Each record must be reproduced exactly as it is shown.

Stored items:
⁂
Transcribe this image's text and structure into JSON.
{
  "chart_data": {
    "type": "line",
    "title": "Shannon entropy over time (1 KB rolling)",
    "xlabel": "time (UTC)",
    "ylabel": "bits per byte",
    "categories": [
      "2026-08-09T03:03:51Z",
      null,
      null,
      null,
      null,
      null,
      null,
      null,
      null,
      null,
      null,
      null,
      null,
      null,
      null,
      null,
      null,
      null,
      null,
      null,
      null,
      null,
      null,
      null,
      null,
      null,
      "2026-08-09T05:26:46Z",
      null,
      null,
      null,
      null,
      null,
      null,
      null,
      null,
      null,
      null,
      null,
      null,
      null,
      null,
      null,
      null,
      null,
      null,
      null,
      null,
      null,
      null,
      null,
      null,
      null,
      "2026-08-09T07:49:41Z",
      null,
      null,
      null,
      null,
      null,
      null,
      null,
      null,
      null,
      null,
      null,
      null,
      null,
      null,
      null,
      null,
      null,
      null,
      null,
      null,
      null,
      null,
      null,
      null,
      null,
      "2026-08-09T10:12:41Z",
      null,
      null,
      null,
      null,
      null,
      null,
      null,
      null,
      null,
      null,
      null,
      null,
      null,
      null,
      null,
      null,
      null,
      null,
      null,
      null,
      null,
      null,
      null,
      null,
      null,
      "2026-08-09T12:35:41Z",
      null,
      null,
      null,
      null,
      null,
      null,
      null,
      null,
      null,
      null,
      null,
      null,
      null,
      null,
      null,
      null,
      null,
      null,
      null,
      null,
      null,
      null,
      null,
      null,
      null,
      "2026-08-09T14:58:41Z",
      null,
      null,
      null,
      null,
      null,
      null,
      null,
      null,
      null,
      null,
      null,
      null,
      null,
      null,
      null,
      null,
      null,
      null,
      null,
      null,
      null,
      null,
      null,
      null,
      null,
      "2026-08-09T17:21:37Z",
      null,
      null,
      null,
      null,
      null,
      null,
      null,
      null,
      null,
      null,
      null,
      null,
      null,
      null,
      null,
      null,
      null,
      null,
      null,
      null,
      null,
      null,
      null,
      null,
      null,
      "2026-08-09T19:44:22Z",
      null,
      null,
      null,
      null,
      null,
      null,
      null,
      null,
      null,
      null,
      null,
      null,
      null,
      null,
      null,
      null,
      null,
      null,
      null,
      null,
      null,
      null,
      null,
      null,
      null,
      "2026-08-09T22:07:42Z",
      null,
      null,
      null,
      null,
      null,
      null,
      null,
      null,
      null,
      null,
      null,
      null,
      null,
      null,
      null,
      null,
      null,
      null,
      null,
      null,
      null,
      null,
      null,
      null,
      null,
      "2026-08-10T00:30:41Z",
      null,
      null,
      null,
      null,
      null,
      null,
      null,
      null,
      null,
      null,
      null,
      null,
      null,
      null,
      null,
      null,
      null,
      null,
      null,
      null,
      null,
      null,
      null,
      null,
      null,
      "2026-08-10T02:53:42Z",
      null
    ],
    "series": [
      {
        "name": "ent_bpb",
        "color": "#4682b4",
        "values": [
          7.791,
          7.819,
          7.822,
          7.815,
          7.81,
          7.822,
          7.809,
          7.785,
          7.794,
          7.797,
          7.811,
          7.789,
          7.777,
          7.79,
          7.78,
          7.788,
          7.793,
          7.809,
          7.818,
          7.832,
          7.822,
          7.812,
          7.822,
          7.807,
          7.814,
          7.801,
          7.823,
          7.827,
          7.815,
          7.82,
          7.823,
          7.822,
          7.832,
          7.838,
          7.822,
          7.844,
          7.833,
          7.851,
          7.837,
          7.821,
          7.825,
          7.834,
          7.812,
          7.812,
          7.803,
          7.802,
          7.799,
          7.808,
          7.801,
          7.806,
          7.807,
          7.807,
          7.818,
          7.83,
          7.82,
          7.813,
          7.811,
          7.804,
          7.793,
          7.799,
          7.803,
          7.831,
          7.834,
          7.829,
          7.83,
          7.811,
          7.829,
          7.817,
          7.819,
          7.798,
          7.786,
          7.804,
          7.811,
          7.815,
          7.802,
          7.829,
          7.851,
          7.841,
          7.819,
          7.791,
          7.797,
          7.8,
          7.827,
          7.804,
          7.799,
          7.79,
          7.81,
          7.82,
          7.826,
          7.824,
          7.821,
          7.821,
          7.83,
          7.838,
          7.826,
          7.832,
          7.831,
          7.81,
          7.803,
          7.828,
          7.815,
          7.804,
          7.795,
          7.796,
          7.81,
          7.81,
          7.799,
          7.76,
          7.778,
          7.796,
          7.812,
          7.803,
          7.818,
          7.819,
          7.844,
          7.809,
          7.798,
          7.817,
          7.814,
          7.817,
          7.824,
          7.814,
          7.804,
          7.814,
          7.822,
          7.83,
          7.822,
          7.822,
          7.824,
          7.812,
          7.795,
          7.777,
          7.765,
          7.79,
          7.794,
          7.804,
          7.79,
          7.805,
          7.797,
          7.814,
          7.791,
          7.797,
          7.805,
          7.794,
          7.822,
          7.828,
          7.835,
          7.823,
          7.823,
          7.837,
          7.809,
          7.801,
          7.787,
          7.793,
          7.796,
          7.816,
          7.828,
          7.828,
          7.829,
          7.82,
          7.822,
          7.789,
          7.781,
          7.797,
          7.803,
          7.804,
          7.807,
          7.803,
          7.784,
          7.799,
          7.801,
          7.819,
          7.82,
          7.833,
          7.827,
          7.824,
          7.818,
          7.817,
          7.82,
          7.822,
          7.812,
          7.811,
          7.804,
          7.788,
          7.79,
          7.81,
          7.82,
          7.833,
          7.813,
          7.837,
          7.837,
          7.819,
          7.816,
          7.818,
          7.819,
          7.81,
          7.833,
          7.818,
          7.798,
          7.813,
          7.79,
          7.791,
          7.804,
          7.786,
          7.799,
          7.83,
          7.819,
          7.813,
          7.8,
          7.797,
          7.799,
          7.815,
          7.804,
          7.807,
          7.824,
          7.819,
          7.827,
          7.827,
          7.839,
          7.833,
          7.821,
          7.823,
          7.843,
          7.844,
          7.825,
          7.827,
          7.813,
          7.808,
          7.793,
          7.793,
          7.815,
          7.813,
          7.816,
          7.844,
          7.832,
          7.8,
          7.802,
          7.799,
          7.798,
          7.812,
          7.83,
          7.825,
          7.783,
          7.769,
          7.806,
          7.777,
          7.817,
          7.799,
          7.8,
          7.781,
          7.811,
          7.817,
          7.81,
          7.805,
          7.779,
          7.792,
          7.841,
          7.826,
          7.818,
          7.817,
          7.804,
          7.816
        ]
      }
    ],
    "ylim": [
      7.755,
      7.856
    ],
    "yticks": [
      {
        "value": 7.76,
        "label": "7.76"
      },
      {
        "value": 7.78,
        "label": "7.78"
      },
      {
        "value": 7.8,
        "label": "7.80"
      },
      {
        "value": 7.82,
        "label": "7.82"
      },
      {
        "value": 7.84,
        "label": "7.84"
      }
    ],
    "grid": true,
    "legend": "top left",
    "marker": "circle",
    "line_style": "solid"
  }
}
⁂
RESULT OF THIS TASK »
Transcribe this image's text and structure into JSON.
{
  "chart_data": {
    "type": "line",
    "title": "Shannon entropy over time (1 KB rolling)",
    "xlabel": "time (UTC)",
    "ylabel": "bits per byte",
    "categories": [
      "2026-08-09T03:03:51Z",
      null,
      null,
      null,
      null,
      null,
      null,
      null,
      null,
      null,
      null,
      null,
      null,
      null,
      null,
      null,
      null,
      null,
      null,
      null,
      null,
      null,
      null,
      null,
      null,
      null,
      "2026-08-09T05:26:46Z",
      null,
      null,
      null,
      null,
      null,
      null,
      null,
      null,
      null,
      null,
      null,
      null,
      null,
      null,
      null,
      null,
      null,
      null,
      null,
      null,
      null,
      null,
      null,
      null,
      null,
      "2026-08-09T07:49:41Z",
      null,
      null,
      null,
      null,
      null,
      null,
      null,
      null,
      null,
      null,
      null,
      null,
      null,
      null,
      null,
      null,
      null,
      null,
      null,
      null,
      null,
      null,
      null,
      null,
      null,
      "2026-08-09T10:12:41Z",
      null,
      null,
      null,
      null,
      null,
      null,
      null,
      null,
      null,
      null,
      null,
      null,
      null,
      null,
      null,
      null,
      null,
      null,
      null,
      null,
      null,
      null,
      null,
      null,
      null,
      "2026-08-09T12:35:41Z",
      null,
      null,
      null,
      null,
      null,
      null,
      null,
      null,
      null,
      null,
      null,
      null,
      null,
      null,
      null,
      null,
      null,
      null,
      null,
      null,
      null,
      null,
      null,
      null,
      null,
      "2026-08-09T14:58:41Z",
      null,
      null,
      null,
      null,
      null,
      null,
      null,
      null,
      null,
      null,
      null,
      null,
      null,
      null,
      null,
      null,
      null,
      null,
      null,
      null,
      null,
      null,
      null,
      null,
      null,
      "2026-08-09T17:21:37Z",
      null,
      null,
      null,
      null,
      null,
      null,
      null,
      null,
      null,
      null,
      null,
      null,
      null,
      null,
      null,
      null,
      null,
      null,
      null,
      null,
      null,
      null,
      null,
      null,
      null,
      "2026-08-09T19:44:22Z",
      null,
      null,
      null,
      null,
      null,
      null,
      null,
      null,
      null,
      null,
      null,
      null,
      null,
      null,
      null,
      null,
      null,
      null,
      null,
      null,
      null,
      null,
      null,
      null,
      null,
      "2026-08-09T22:07:42Z",
      null,
      null,
      null,
      null,
      null,
      null,
      null,
      null,
      null,
      null,
      null,
      null,
      null,
      null,
      null,
      null,
      null,
      null,
      null,
      null,
      null,
      null,
      null,
      null,
      null,
      "2026-08-10T00:30:41Z",
      null,
      null,
      null,
      null,
      null,
      null,
      null,
      null,
      null,
      null,
      null,
      null,
      null,
      null,
      null,
      null,
      null,
      null,
      null,
      null,
      null,
      null,
      null,
      null,
      null,
      "2026-08-10T02:53:42Z",
      null
    ],
    "series": [
      {
        "name": "ent_bpb",
        "color": "#4682b4",
        "values": [
          7.791,
          7.819,
          7.822,
          7.815,
          7.81,
          7.822,
          7.809,
          7.785,
          7.794,
          7.797,
          7.811,
          7.789,
          7.777,
          7.79,
          7.78,
          7.788,
          7.793,
          7.809,
          7.818,
          7.832,
          7.822,
          7.812,
          7.822,
          7.807,
          7.814,
          7.801,
          7.823,
          7.827,
          7.815,
          7.82,
          7.823,
          7.822,
          7.832,
          7.838,
          7.822,
          7.844,
          7.833,
          7.851,
          7.837,
          7.821,
          7.825,
          7.834,
          7.812,
          7.812,
          7.803,
          7.802,
          7.799,
          7.808,
          7.801,
          7.806,
          7.807,
          7.807,
          7.818,
          7.83,
          7.82,
          7.813,
          7.811,
          7.804,
          7.793,
          7.799,
          7.803,
          7.831,
          7.834,
          7.829,
          7.83,
          7.811,
          7.829,
          7.817,
          7.819,
          7.798,
          7.786,
          7.804,
          7.811,
          7.815,
          7.802,
          7.829,
          7.851,
          7.841,
          7.819,
          7.791,
          7.797,
          7.8,
          7.827,
          7.804,
          7.799,
          7.79,
          7.81,
          7.82,
          7.826,
          7.824,
          7.821,
          7.821,
          7.83,
          7.838,
          7.826,
          7.832,
          7.831,
          7.81,
          7.803,
          7.828,
          7.815,
          7.804,
          7.795,
          7.796,
          7.81,
          7.81,
          7.799,
          7.76,
          7.778,
          7.796,
          7.812,
          7.803,
          7.818,
          7.819,
          7.844,
          7.809,
          7.798,
          7.817,
          7.814,
          7.817,
          7.824,
          7.814,
          7.804,
          7.814,
          7.822,
          7.83,
          7.822,
          7.822,
          7.824,
          7.812,
          7.795,
          7.777,
          7.765,
          7.79,
          7.794,
          7.804,
          7.79,
          7.805,
          7.797,
          7.814,
          7.791,
          7.797,
          7.805,
          7.794,
          7.822,
          7.828,
          7.835,
          7.823,
          7.823,
          7.837,
          7.809,
          7.801,
          7.787,
          7.793,
          7.796,
          7.816,
          7.828,
          7.828,
          7.829,
          7.82,
          7.822,
          7.789,
          7.781,
          7.797,
          7.803,
          7.804,
          7.807,
          7.803,
          7.784,
          7.799,
          7.801,
          7.819,
          7.82,
          7.833,
          7.827,
          7.824,
          7.818,
          7.817,
          7.82,
          7.822,
          7.812,
          7.811,
          7.804,
          7.788,
          7.79,
          7.81,
          7.82,
          7.833,
          7.813,
          7.837,
          7.837,
          7.819,
          7.816,
          7.818,
          7.819,
          7.81,
          7.833,
          7.818,
          7.798,
          7.813,
          7.79,
          7.791,
          7.804,
          7.786,
          7.799,
          7.83,
          7.819,
          7.813,
          7.8,
          7.797,
          7.799,
          7.815,
          7.804,
          7.807,
          7.824,
          7.819,
          7.827,
          7.827,
          7.839,
          7.833,
          7.821,
          7.823,
          7.843,
          7.844,
          7.825,
          7.827,
          7.813,
          7.808,
          7.793,
          7.793,
          7.815,
          7.813,
          7.816,
          7.844,
          7.832,
          7.8,
          7.802,
          7.799,
          7.798,
          7.812,
          7.83,
          7.825,
          7.783,
          7.769,
          7.806,
          7.777,
          7.817,
          7.799,
          7.8,
          7.781,
          7.811,
          7.817,
          7.81,
          7.805,
          7.779,
          7.792,
          7.841,
          7.826,
          7.818,
          7.817,
          7.804,
          7.816
        ]
      }
    ],
    "ylim": [
      7.755,
      7.856
    ],
    "yticks": [
      {
        "value": 7.76,
        "label": "7.76"
      },
      {
        "value": 7.78,
        "label": "7.78"
      },
      {
        "value": 7.8,
        "label": "7.80"
      },
      {
        "value": 7.82,
        "label": "7.82"
      },
      {
        "value": 7.84,
        "label": "7.84"
      }
    ],
    "grid": true,
    "legend": "top left",
    "marker": "circle",
    "line_style": "solid"
  }
}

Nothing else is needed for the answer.